Aim:
Reproduce the listing below without any change.
━━━━━━
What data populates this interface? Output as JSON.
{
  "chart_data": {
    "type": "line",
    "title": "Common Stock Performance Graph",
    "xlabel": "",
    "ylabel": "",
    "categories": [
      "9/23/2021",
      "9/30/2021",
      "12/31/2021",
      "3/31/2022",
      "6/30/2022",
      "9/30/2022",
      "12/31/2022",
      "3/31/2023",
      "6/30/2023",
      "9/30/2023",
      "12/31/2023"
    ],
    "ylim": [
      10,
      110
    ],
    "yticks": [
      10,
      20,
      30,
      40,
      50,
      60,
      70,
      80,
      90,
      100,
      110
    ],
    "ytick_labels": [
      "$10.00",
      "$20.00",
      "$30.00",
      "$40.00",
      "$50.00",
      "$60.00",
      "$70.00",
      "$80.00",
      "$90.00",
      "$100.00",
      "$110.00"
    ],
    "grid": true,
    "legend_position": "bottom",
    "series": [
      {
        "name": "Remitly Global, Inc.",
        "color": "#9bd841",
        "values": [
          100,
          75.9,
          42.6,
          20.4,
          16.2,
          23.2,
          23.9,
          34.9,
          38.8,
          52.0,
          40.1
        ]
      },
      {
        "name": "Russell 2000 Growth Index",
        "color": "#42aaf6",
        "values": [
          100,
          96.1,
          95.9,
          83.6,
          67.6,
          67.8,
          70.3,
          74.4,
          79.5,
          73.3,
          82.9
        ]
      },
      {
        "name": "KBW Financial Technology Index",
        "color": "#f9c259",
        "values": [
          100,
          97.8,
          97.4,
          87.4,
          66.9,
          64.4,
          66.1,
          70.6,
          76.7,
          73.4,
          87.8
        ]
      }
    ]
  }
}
━━━━━━
Answer to the exercise:
What data populates this interface? Output as JSON.
{
  "chart_data": {
    "type": "line",
    "title": "Common Stock Performance Graph",
    "xlabel": "",
    "ylabel": "",
    "categories": [
      "9/23/2021",
      "9/30/2021",
      "12/31/2021",
      "3/31/2022",
      "6/30/2022",
      "9/30/2022",
      "12/31/2022",
      "3/31/2023",
      "6/30/2023",
      "9/30/2023",
      "12/31/2023"
    ],
    "ylim": [
      10,
      110
    ],
    "yticks": [
      10,
      20,
      30,
      40,
      50,
      60,
      70,
      80,
      90,
      100,
      110
    ],
    "ytick_labels": [
      "$10.00",
      "$20.00",
      "$30.00",
      "$40.00",
      "$50.00",
      "$60.00",
      "$70.00",
      "$80.00",
      "$90.00",
      "$100.00",
      "$110.00"
    ],
    "grid": true,
    "legend_position": "bottom",
    "series": [
      {
        "name": "Remitly Global, Inc.",
        "color": "#9bd841",
        "values": [
          100,
          75.9,
          42.6,
          20.4,
          16.2,
          23.2,
          23.9,
          34.9,
          38.8,
          52.0,
          40.1
        ]
      },
      {
        "name": "Russell 2000 Growth Index",
        "color": "#42aaf6",
        "values": [
          100,
          96.1,
          95.9,
          83.6,
          67.6,
          67.8,
          70.3,
          74.4,
          79.5,
          73.3,
          82.9
        ]
      },
      {
        "name": "KBW Financial Technology Index",
        "color": "#f9c259",
        "values": [
          100,
          97.8,
          97.4,
          87.4,
          66.9,
          64.4,
          66.1,
          70.6,
          76.7,
          73.4,
          87.8
        ]
      }
    ]
  }
}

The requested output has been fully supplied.